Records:
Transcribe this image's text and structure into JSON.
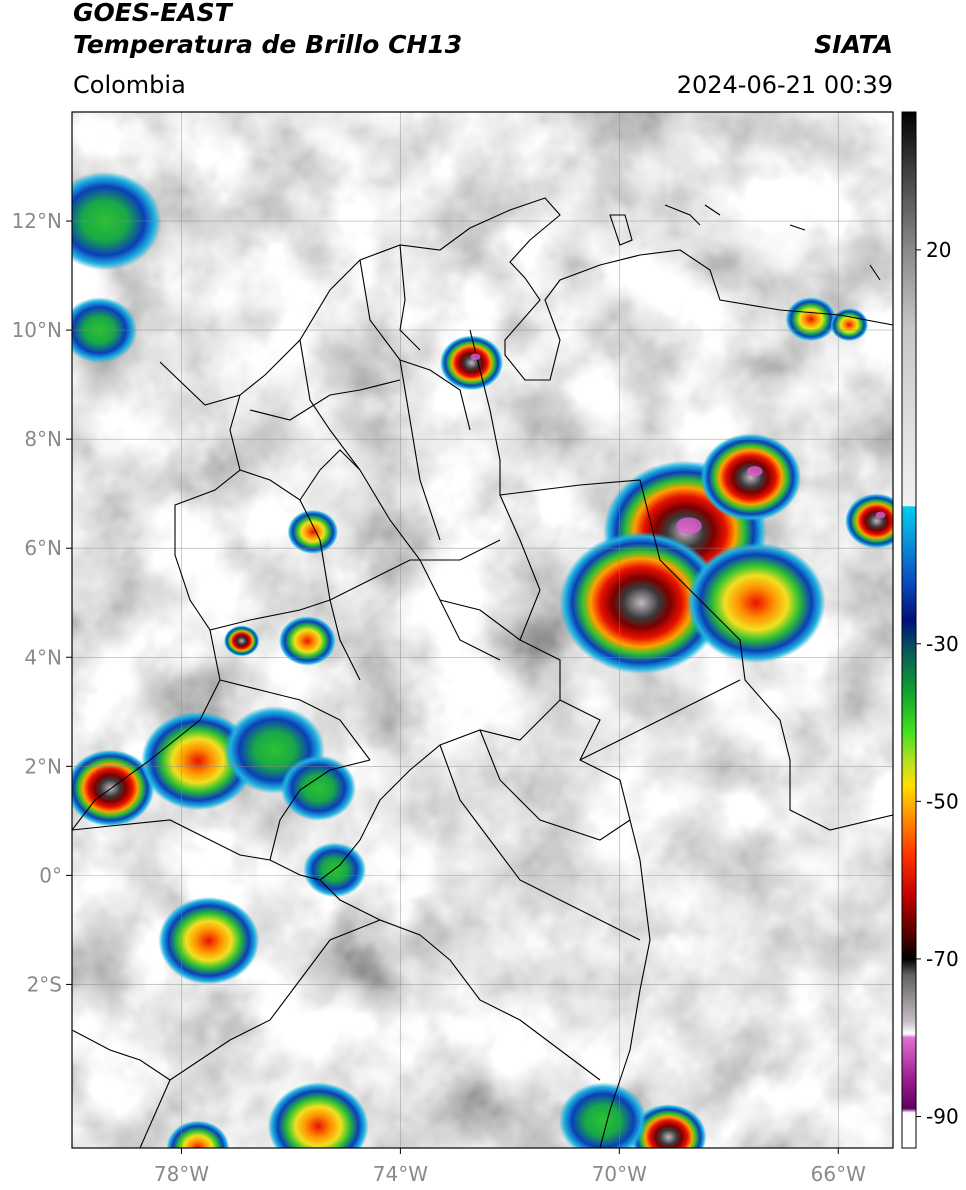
{
  "header": {
    "satellite": "GOES-EAST",
    "product": "Temperatura de Brillo CH13",
    "brand": "SIATA",
    "region": "Colombia",
    "timestamp": "2024-06-21 00:39"
  },
  "map": {
    "lon_range": [
      -80.0,
      -65.0
    ],
    "lat_range": [
      -5.0,
      14.0
    ],
    "lat_ticks": [
      {
        "value": 12,
        "label": "12°N"
      },
      {
        "value": 10,
        "label": "10°N"
      },
      {
        "value": 8,
        "label": "8°N"
      },
      {
        "value": 6,
        "label": "6°N"
      },
      {
        "value": 4,
        "label": "4°N"
      },
      {
        "value": 2,
        "label": "2°N"
      },
      {
        "value": 0,
        "label": "0°"
      },
      {
        "value": -2,
        "label": "2°S"
      }
    ],
    "lon_ticks": [
      {
        "value": -78,
        "label": "78°W"
      },
      {
        "value": -74,
        "label": "74°W"
      },
      {
        "value": -70,
        "label": "70°W"
      },
      {
        "value": -66,
        "label": "66°W"
      }
    ],
    "grid": true,
    "convective_cells": [
      {
        "lon": -72.7,
        "lat": 9.4,
        "r": 0.5,
        "intensity": 1.0
      },
      {
        "lon": -68.8,
        "lat": 6.3,
        "r": 1.3,
        "intensity": 1.0
      },
      {
        "lon": -67.6,
        "lat": 7.3,
        "r": 0.8,
        "intensity": 1.0
      },
      {
        "lon": -69.6,
        "lat": 5.0,
        "r": 1.3,
        "intensity": 0.85
      },
      {
        "lon": -67.5,
        "lat": 5.0,
        "r": 1.1,
        "intensity": 0.7
      },
      {
        "lon": -65.3,
        "lat": 6.5,
        "r": 0.5,
        "intensity": 1.0
      },
      {
        "lon": -79.3,
        "lat": 1.6,
        "r": 0.7,
        "intensity": 0.9
      },
      {
        "lon": -77.7,
        "lat": 2.1,
        "r": 0.9,
        "intensity": 0.75
      },
      {
        "lon": -76.3,
        "lat": 2.3,
        "r": 0.8,
        "intensity": 0.45
      },
      {
        "lon": -75.7,
        "lat": 4.3,
        "r": 0.45,
        "intensity": 0.7
      },
      {
        "lon": -76.9,
        "lat": 4.3,
        "r": 0.28,
        "intensity": 0.9
      },
      {
        "lon": -75.5,
        "lat": 1.6,
        "r": 0.6,
        "intensity": 0.45
      },
      {
        "lon": -75.2,
        "lat": 0.1,
        "r": 0.5,
        "intensity": 0.35
      },
      {
        "lon": -77.5,
        "lat": -1.2,
        "r": 0.8,
        "intensity": 0.5
      },
      {
        "lon": -75.5,
        "lat": -4.6,
        "r": 0.8,
        "intensity": 0.55
      },
      {
        "lon": -77.7,
        "lat": -5.0,
        "r": 0.5,
        "intensity": 0.5
      },
      {
        "lon": -69.1,
        "lat": -4.8,
        "r": 0.6,
        "intensity": 0.8
      },
      {
        "lon": -70.3,
        "lat": -4.5,
        "r": 0.7,
        "intensity": 0.35
      },
      {
        "lon": -79.4,
        "lat": 12.0,
        "r": 0.9,
        "intensity": 0.4
      },
      {
        "lon": -79.5,
        "lat": 10.0,
        "r": 0.6,
        "intensity": 0.35
      },
      {
        "lon": -75.6,
        "lat": 6.3,
        "r": 0.4,
        "intensity": 0.5
      },
      {
        "lon": -66.5,
        "lat": 10.2,
        "r": 0.4,
        "intensity": 0.5
      },
      {
        "lon": -65.8,
        "lat": 10.1,
        "r": 0.3,
        "intensity": 0.5
      }
    ]
  },
  "colorbar": {
    "ticks": [
      {
        "value": 20,
        "label": "20"
      },
      {
        "value": -30,
        "label": "-30"
      },
      {
        "value": -50,
        "label": "-50"
      },
      {
        "value": -70,
        "label": "-70"
      },
      {
        "value": -90,
        "label": "-90"
      }
    ]
  }
}
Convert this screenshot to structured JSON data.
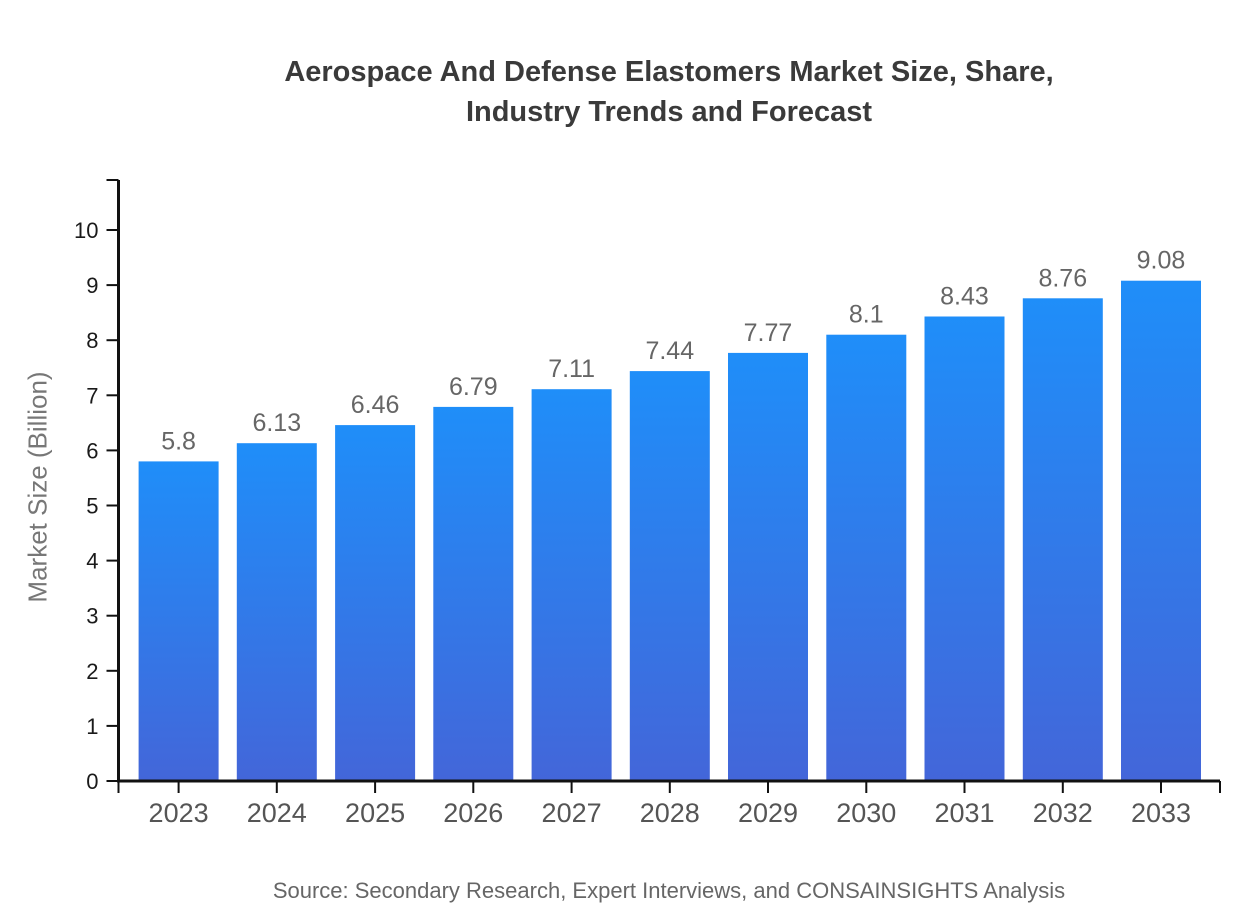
{
  "title": {
    "line1": "Aerospace And Defense Elastomers Market Size, Share,",
    "line2": "Industry Trends and Forecast"
  },
  "source": "Source: Secondary Research, Expert Interviews, and CONSAINSIGHTS Analysis",
  "chart_data": {
    "type": "bar",
    "title": "Aerospace And Defense Elastomers Market Size, Share, Industry Trends and Forecast",
    "xlabel": "",
    "ylabel": "Market Size (Billion)",
    "categories": [
      "2023",
      "2024",
      "2025",
      "2026",
      "2027",
      "2028",
      "2029",
      "2030",
      "2031",
      "2032",
      "2033"
    ],
    "values": [
      5.8,
      6.13,
      6.46,
      6.79,
      7.11,
      7.44,
      7.77,
      8.1,
      8.43,
      8.76,
      9.08
    ],
    "value_labels": [
      "5.8",
      "6.13",
      "6.46",
      "6.79",
      "7.11",
      "7.44",
      "7.77",
      "8.1",
      "8.43",
      "8.76",
      "9.08"
    ],
    "ylim": [
      0,
      10
    ],
    "yticks": [
      0,
      1,
      2,
      3,
      4,
      5,
      6,
      7,
      8,
      9,
      10
    ],
    "grid": false,
    "legend": "none",
    "colors": {
      "bar_gradient_top": "#1F8EF9",
      "bar_gradient_bottom": "#4366D9",
      "axis": "#111111",
      "y_tick_label": "#1a1a1a",
      "x_tick_label": "#555555",
      "value_label": "#666666",
      "title": "#3a3a3a",
      "source": "#666666",
      "y_axis_title": "#777777",
      "background": "#ffffff"
    }
  }
}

- **Request**
Copy each line of the records precisely and drop any images they hold.

- **Written reply**
Transcribe this image's text and structure into JSON.
{
  "header": {
    "satellite": "GOES-EAST",
    "product": "Temperatura de Brillo CH13",
    "brand": "SIATA",
    "region": "Colombia",
    "timestamp": "2024-06-21 00:39"
  },
  "map": {
    "lon_range": [
      -80.0,
      -65.0
    ],
    "lat_range": [
      -5.0,
      14.0
    ],
    "lat_ticks": [
      {
        "value": 12,
        "label": "12°N"
      },
      {
        "value": 10,
        "label": "10°N"
      },
      {
        "value": 8,
        "label": "8°N"
      },
      {
        "value": 6,
        "label": "6°N"
      },
      {
        "value": 4,
        "label": "4°N"
      },
      {
        "value": 2,
        "label": "2°N"
      },
      {
        "value": 0,
        "label": "0°"
      },
      {
        "value": -2,
        "label": "2°S"
      }
    ],
    "lon_ticks": [
      {
        "value": -78,
        "label": "78°W"
      },
      {
        "value": -74,
        "label": "74°W"
      },
      {
        "value": -70,
        "label": "70°W"
      },
      {
        "value": -66,
        "label": "66°W"
      }
    ],
    "grid": true,
    "convective_cells": [
      {
        "lon": -72.7,
        "lat": 9.4,
        "r": 0.5,
        "intensity": 1.0
      },
      {
        "lon": -68.8,
        "lat": 6.3,
        "r": 1.3,
        "intensity": 1.0
      },
      {
        "lon": -67.6,
        "lat": 7.3,
        "r": 0.8,
        "intensity": 1.0
      },
      {
        "lon": -69.6,
        "lat": 5.0,
        "r": 1.3,
        "intensity": 0.85
      },
      {
        "lon": -67.5,
        "lat": 5.0,
        "r": 1.1,
        "intensity": 0.7
      },
      {
        "lon": -65.3,
        "lat": 6.5,
        "r": 0.5,
        "intensity": 1.0
      },
      {
        "lon": -79.3,
        "lat": 1.6,
        "r": 0.7,
        "intensity": 0.9
      },
      {
        "lon": -77.7,
        "lat": 2.1,
        "r": 0.9,
        "intensity": 0.75
      },
      {
        "lon": -76.3,
        "lat": 2.3,
        "r": 0.8,
        "intensity": 0.45
      },
      {
        "lon": -75.7,
        "lat": 4.3,
        "r": 0.45,
        "intensity": 0.7
      },
      {
        "lon": -76.9,
        "lat": 4.3,
        "r": 0.28,
        "intensity": 0.9
      },
      {
        "lon": -75.5,
        "lat": 1.6,
        "r": 0.6,
        "intensity": 0.45
      },
      {
        "lon": -75.2,
        "lat": 0.1,
        "r": 0.5,
        "intensity": 0.35
      },
      {
        "lon": -77.5,
        "lat": -1.2,
        "r": 0.8,
        "intensity": 0.5
      },
      {
        "lon": -75.5,
        "lat": -4.6,
        "r": 0.8,
        "intensity": 0.55
      },
      {
        "lon": -77.7,
        "lat": -5.0,
        "r": 0.5,
        "intensity": 0.5
      },
      {
        "lon": -69.1,
        "lat": -4.8,
        "r": 0.6,
        "intensity": 0.8
      },
      {
        "lon": -70.3,
        "lat": -4.5,
        "r": 0.7,
        "intensity": 0.35
      },
      {
        "lon": -79.4,
        "lat": 12.0,
        "r": 0.9,
        "intensity": 0.4
      },
      {
        "lon": -79.5,
        "lat": 10.0,
        "r": 0.6,
        "intensity": 0.35
      },
      {
        "lon": -75.6,
        "lat": 6.3,
        "r": 0.4,
        "intensity": 0.5
      },
      {
        "lon": -66.5,
        "lat": 10.2,
        "r": 0.4,
        "intensity": 0.5
      },
      {
        "lon": -65.8,
        "lat": 10.1,
        "r": 0.3,
        "intensity": 0.5
      }
    ]
  },
  "colorbar": {
    "ticks": [
      {
        "value": 20,
        "label": "20"
      },
      {
        "value": -30,
        "label": "-30"
      },
      {
        "value": -50,
        "label": "-50"
      },
      {
        "value": -70,
        "label": "-70"
      },
      {
        "value": -90,
        "label": "-90"
      }
    ]
  }
}
Convert this screenshot to structured JSON data.
{
  "title": {
    "line1": "Aerospace And Defense Elastomers Market Size, Share,",
    "line2": "Industry Trends and Forecast"
  },
  "source": "Source: Secondary Research, Expert Interviews, and CONSAINSIGHTS Analysis",
  "chart_data": {
    "type": "bar",
    "title": "Aerospace And Defense Elastomers Market Size, Share, Industry Trends and Forecast",
    "xlabel": "",
    "ylabel": "Market Size (Billion)",
    "categories": [
      "2023",
      "2024",
      "2025",
      "2026",
      "2027",
      "2028",
      "2029",
      "2030",
      "2031",
      "2032",
      "2033"
    ],
    "values": [
      5.8,
      6.13,
      6.46,
      6.79,
      7.11,
      7.44,
      7.77,
      8.1,
      8.43,
      8.76,
      9.08
    ],
    "value_labels": [
      "5.8",
      "6.13",
      "6.46",
      "6.79",
      "7.11",
      "7.44",
      "7.77",
      "8.1",
      "8.43",
      "8.76",
      "9.08"
    ],
    "ylim": [
      0,
      10
    ],
    "yticks": [
      0,
      1,
      2,
      3,
      4,
      5,
      6,
      7,
      8,
      9,
      10
    ],
    "grid": false,
    "legend": "none",
    "colors": {
      "bar_gradient_top": "#1F8EF9",
      "bar_gradient_bottom": "#4366D9",
      "axis": "#111111",
      "y_tick_label": "#1a1a1a",
      "x_tick_label": "#555555",
      "value_label": "#666666",
      "title": "#3a3a3a",
      "source": "#666666",
      "y_axis_title": "#777777",
      "background": "#ffffff"
    }
  }
}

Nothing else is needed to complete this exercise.